---- EXTRACTED MATERIAL

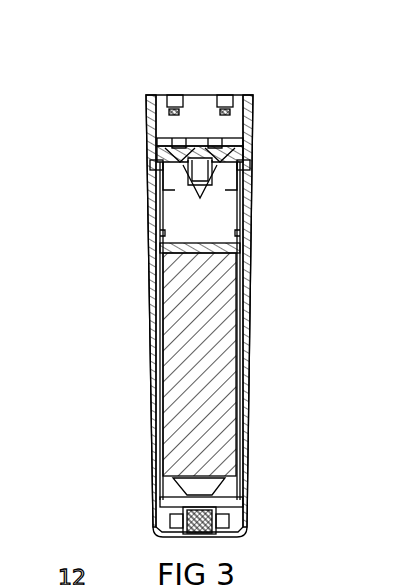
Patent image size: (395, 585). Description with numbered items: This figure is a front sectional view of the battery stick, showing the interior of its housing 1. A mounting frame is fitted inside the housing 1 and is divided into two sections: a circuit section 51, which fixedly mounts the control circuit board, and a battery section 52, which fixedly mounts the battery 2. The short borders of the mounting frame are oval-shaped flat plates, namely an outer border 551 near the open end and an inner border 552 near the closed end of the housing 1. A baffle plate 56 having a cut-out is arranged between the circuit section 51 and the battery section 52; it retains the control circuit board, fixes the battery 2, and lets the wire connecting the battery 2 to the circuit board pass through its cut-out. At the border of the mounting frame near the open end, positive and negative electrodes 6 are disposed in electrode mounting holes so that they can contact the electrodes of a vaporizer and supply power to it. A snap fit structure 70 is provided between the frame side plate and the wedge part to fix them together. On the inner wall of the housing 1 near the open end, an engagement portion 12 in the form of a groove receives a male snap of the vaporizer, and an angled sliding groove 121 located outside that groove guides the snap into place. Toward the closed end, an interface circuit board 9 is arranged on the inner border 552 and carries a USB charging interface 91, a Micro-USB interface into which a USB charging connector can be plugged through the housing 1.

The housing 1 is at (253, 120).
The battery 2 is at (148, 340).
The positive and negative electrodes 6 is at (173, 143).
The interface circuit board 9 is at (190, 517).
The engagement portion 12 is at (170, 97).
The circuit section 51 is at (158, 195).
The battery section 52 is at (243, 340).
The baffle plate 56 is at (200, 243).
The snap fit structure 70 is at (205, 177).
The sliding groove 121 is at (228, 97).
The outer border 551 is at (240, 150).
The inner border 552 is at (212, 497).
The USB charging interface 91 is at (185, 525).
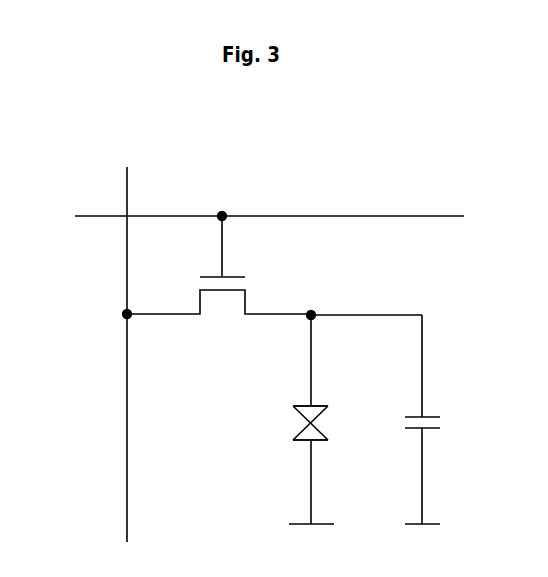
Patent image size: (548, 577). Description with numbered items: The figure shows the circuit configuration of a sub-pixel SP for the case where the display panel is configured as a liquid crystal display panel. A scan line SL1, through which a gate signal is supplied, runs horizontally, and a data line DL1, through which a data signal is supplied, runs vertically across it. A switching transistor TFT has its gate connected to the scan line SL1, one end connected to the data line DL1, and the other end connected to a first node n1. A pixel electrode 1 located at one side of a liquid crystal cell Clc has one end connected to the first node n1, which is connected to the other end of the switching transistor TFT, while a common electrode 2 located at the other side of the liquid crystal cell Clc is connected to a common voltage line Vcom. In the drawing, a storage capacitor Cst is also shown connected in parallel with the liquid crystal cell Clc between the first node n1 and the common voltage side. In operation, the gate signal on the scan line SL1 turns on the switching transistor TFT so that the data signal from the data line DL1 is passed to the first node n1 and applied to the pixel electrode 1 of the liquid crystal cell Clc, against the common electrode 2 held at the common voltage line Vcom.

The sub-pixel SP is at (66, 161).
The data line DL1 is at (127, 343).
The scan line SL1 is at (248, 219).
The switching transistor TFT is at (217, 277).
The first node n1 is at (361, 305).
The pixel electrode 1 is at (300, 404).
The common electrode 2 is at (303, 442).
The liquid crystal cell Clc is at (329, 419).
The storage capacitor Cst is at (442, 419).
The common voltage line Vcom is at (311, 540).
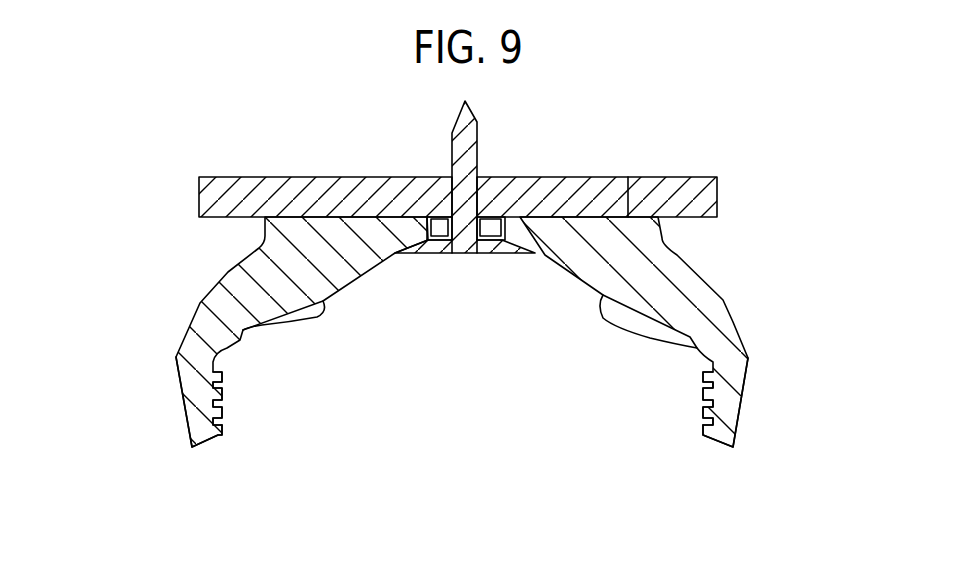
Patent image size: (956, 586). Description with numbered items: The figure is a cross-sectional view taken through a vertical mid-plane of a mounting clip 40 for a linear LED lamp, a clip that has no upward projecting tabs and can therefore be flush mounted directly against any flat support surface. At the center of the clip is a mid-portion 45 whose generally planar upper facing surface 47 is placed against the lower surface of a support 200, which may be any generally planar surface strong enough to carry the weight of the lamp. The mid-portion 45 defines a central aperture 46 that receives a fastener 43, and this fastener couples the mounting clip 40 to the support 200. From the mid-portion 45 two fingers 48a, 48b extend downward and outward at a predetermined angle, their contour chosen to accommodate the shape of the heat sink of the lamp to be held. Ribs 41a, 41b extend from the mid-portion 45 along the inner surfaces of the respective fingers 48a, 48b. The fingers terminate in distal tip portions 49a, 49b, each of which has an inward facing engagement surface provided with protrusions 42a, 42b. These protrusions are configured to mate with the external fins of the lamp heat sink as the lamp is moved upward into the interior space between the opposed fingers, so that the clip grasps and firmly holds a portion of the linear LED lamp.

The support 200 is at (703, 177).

--------

#### WORK TO DO
In the listing above, count the lines that contain the word "negative".

#### EXERCISE SOLUTION
2